## Stated task
Reproduce each of the records below verbatim, line by line, with no alterations.

## Provided entries
* START *
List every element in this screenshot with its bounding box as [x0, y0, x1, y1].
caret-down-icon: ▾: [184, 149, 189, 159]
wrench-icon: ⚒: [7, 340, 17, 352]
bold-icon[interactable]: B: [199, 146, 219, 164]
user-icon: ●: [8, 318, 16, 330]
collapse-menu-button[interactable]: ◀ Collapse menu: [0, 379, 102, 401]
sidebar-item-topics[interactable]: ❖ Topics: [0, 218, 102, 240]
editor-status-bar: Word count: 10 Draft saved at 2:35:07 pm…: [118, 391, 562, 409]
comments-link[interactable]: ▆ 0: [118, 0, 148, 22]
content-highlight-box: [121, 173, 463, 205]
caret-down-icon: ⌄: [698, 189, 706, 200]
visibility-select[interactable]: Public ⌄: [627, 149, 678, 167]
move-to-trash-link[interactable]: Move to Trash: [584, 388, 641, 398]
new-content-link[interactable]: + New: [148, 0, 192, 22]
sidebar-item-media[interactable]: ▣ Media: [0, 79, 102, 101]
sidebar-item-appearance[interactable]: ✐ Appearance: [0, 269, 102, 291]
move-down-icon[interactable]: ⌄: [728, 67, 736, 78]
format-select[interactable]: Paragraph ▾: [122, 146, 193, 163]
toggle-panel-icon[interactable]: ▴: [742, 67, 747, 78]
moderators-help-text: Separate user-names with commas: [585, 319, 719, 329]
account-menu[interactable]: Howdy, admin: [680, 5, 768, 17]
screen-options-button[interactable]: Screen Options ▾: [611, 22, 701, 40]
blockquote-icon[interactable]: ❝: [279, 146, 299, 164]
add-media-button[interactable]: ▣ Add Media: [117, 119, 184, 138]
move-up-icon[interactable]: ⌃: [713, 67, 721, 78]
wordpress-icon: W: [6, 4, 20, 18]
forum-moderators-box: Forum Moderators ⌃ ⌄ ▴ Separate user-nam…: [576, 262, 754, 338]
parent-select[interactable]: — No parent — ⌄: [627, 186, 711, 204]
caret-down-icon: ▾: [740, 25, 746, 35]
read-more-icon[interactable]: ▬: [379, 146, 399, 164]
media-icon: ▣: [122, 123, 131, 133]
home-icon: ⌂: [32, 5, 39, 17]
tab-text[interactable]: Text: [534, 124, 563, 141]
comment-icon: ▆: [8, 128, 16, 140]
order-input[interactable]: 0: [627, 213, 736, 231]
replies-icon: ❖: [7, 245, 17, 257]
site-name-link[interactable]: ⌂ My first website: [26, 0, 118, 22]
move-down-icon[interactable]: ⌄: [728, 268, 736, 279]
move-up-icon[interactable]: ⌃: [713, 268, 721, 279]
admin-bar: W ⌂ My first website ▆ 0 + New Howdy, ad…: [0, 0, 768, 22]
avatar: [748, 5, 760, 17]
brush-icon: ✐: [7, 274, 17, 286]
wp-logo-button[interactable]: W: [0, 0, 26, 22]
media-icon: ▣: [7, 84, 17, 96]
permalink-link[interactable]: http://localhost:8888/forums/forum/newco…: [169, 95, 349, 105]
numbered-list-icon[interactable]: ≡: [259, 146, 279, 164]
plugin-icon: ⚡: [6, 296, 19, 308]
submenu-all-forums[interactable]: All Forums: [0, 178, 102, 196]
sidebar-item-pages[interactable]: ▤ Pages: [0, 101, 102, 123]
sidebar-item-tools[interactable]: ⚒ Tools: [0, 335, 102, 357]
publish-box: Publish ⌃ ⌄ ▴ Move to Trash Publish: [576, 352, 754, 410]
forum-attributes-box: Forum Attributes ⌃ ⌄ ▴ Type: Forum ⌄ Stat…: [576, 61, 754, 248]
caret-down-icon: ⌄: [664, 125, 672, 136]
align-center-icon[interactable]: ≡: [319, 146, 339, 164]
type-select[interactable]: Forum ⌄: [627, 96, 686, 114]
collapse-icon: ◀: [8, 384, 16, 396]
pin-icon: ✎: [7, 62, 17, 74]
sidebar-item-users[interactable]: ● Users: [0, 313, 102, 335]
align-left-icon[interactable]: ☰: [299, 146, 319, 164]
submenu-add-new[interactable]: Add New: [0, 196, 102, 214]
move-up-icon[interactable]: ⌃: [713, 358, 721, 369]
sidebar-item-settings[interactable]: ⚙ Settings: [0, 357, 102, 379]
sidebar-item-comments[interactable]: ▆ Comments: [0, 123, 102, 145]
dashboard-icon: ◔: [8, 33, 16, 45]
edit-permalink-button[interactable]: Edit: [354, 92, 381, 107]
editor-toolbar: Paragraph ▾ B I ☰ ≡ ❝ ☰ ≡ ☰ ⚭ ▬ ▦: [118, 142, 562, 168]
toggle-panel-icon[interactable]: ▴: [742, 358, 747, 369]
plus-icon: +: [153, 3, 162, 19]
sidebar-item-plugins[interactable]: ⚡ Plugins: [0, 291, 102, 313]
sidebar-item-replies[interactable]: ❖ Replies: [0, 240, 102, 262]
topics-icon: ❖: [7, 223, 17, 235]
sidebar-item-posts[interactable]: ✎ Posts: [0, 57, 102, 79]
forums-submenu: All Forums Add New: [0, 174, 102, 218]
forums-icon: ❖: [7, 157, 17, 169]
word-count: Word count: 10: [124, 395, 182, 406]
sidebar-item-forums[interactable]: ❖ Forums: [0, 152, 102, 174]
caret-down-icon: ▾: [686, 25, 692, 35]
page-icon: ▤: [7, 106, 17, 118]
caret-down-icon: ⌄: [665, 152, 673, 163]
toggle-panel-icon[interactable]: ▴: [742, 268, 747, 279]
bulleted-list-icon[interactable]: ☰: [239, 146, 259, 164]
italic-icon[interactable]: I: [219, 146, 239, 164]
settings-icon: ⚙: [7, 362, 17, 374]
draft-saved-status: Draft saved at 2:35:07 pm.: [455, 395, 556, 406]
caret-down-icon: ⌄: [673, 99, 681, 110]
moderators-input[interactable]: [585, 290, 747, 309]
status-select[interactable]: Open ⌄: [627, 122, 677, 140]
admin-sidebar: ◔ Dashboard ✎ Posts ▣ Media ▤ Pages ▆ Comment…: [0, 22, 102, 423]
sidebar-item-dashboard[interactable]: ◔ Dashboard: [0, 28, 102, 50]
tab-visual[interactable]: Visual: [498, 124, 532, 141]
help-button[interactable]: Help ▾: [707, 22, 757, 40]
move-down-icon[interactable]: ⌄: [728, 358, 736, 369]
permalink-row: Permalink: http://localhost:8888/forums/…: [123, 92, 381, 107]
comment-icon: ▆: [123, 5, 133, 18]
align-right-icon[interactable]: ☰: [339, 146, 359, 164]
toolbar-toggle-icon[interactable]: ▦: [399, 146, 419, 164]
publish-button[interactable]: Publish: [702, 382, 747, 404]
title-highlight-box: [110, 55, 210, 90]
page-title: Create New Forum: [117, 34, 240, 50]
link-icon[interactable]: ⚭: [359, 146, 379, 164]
* END *
## Problem solution
List every element in this screenshot with its bounding box as [x0, y0, x1, y1].
caret-down-icon: ▾: [184, 149, 189, 159]
wrench-icon: ⚒: [7, 340, 17, 352]
bold-icon[interactable]: B: [199, 146, 219, 164]
user-icon: ●: [8, 318, 16, 330]
collapse-menu-button[interactable]: ◀ Collapse menu: [0, 379, 102, 401]
sidebar-item-topics[interactable]: ❖ Topics: [0, 218, 102, 240]
editor-status-bar: Word count: 10 Draft saved at 2:35:07 pm…: [118, 391, 562, 409]
comments-link[interactable]: ▆ 0: [118, 0, 148, 22]
content-highlight-box: [121, 173, 463, 205]
caret-down-icon: ⌄: [698, 189, 706, 200]
visibility-select[interactable]: Public ⌄: [627, 149, 678, 167]
move-to-trash-link[interactable]: Move to Trash: [584, 388, 641, 398]
new-content-link[interactable]: + New: [148, 0, 192, 22]
sidebar-item-media[interactable]: ▣ Media: [0, 79, 102, 101]
sidebar-item-appearance[interactable]: ✐ Appearance: [0, 269, 102, 291]
move-down-icon[interactable]: ⌄: [728, 67, 736, 78]
format-select[interactable]: Paragraph ▾: [122, 146, 193, 163]
toggle-panel-icon[interactable]: ▴: [742, 67, 747, 78]
moderators-help-text: Separate user-names with commas: [585, 319, 719, 329]
account-menu[interactable]: Howdy, admin: [680, 5, 768, 17]
screen-options-button[interactable]: Screen Options ▾: [611, 22, 701, 40]
blockquote-icon[interactable]: ❝: [279, 146, 299, 164]
add-media-button[interactable]: ▣ Add Media: [117, 119, 184, 138]
move-up-icon[interactable]: ⌃: [713, 67, 721, 78]
wordpress-icon: W: [6, 4, 20, 18]
forum-moderators-box: Forum Moderators ⌃ ⌄ ▴ Separate user-nam…: [576, 262, 754, 338]
parent-select[interactable]: — No parent — ⌄: [627, 186, 711, 204]
caret-down-icon: ▾: [740, 25, 746, 35]
read-more-icon[interactable]: ▬: [379, 146, 399, 164]
media-icon: ▣: [122, 123, 131, 133]
home-icon: ⌂: [32, 5, 39, 17]
tab-text[interactable]: Text: [534, 124, 563, 141]
comment-icon: ▆: [8, 128, 16, 140]
order-input[interactable]: 0: [627, 213, 736, 231]
replies-icon: ❖: [7, 245, 17, 257]
site-name-link[interactable]: ⌂ My first website: [26, 0, 118, 22]
move-down-icon[interactable]: ⌄: [728, 268, 736, 279]
move-up-icon[interactable]: ⌃: [713, 268, 721, 279]
admin-bar: W ⌂ My first website ▆ 0 + New Howdy, ad…: [0, 0, 768, 22]
avatar: [748, 5, 760, 17]
brush-icon: ✐: [7, 274, 17, 286]
wp-logo-button[interactable]: W: [0, 0, 26, 22]
media-icon: ▣: [7, 84, 17, 96]
permalink-link[interactable]: http://localhost:8888/forums/forum/newco…: [169, 95, 349, 105]
numbered-list-icon[interactable]: ≡: [259, 146, 279, 164]
plugin-icon: ⚡: [6, 296, 19, 308]
submenu-all-forums[interactable]: All Forums: [0, 178, 102, 196]
sidebar-item-pages[interactable]: ▤ Pages: [0, 101, 102, 123]
sidebar-item-tools[interactable]: ⚒ Tools: [0, 335, 102, 357]
publish-box: Publish ⌃ ⌄ ▴ Move to Trash Publish: [576, 352, 754, 410]
forum-attributes-box: Forum Attributes ⌃ ⌄ ▴ Type: Forum ⌄ Stat…: [576, 61, 754, 248]
caret-down-icon: ⌄: [664, 125, 672, 136]
align-center-icon[interactable]: ≡: [319, 146, 339, 164]
type-select[interactable]: Forum ⌄: [627, 96, 686, 114]
collapse-icon: ◀: [8, 384, 16, 396]
pin-icon: ✎: [7, 62, 17, 74]
sidebar-item-users[interactable]: ● Users: [0, 313, 102, 335]
align-left-icon[interactable]: ☰: [299, 146, 319, 164]
submenu-add-new[interactable]: Add New: [0, 196, 102, 214]
move-up-icon[interactable]: ⌃: [713, 358, 721, 369]
sidebar-item-settings[interactable]: ⚙ Settings: [0, 357, 102, 379]
sidebar-item-comments[interactable]: ▆ Comments: [0, 123, 102, 145]
dashboard-icon: ◔: [8, 33, 16, 45]
edit-permalink-button[interactable]: Edit: [354, 92, 381, 107]
editor-toolbar: Paragraph ▾ B I ☰ ≡ ❝ ☰ ≡ ☰ ⚭ ▬ ▦: [118, 142, 562, 168]
toggle-panel-icon[interactable]: ▴: [742, 358, 747, 369]
plus-icon: +: [153, 3, 162, 19]
sidebar-item-plugins[interactable]: ⚡ Plugins: [0, 291, 102, 313]
sidebar-item-replies[interactable]: ❖ Replies: [0, 240, 102, 262]
topics-icon: ❖: [7, 223, 17, 235]
sidebar-item-posts[interactable]: ✎ Posts: [0, 57, 102, 79]
forums-submenu: All Forums Add New: [0, 174, 102, 218]
forums-icon: ❖: [7, 157, 17, 169]
word-count: Word count: 10: [124, 395, 182, 406]
sidebar-item-forums[interactable]: ❖ Forums: [0, 152, 102, 174]
caret-down-icon: ▾: [686, 25, 692, 35]
page-icon: ▤: [7, 106, 17, 118]
caret-down-icon: ⌄: [665, 152, 673, 163]
toggle-panel-icon[interactable]: ▴: [742, 268, 747, 279]
bulleted-list-icon[interactable]: ☰: [239, 146, 259, 164]
italic-icon[interactable]: I: [219, 146, 239, 164]
settings-icon: ⚙: [7, 362, 17, 374]
draft-saved-status: Draft saved at 2:35:07 pm.: [455, 395, 556, 406]
caret-down-icon: ⌄: [673, 99, 681, 110]
moderators-input[interactable]: [585, 290, 747, 309]
status-select[interactable]: Open ⌄: [627, 122, 677, 140]
admin-sidebar: ◔ Dashboard ✎ Posts ▣ Media ▤ Pages ▆ Comment…: [0, 22, 102, 423]
sidebar-item-dashboard[interactable]: ◔ Dashboard: [0, 28, 102, 50]
tab-visual[interactable]: Visual: [498, 124, 532, 141]
help-button[interactable]: Help ▾: [707, 22, 757, 40]
move-down-icon[interactable]: ⌄: [728, 358, 736, 369]
permalink-row: Permalink: http://localhost:8888/forums/…: [123, 92, 381, 107]
comment-icon: ▆: [123, 5, 133, 18]
align-right-icon[interactable]: ☰: [339, 146, 359, 164]
toolbar-toggle-icon[interactable]: ▦: [399, 146, 419, 164]
publish-button[interactable]: Publish: [702, 382, 747, 404]
title-highlight-box: [110, 55, 210, 90]
page-title: Create New Forum: [117, 34, 240, 50]
link-icon[interactable]: ⚭: [359, 146, 379, 164]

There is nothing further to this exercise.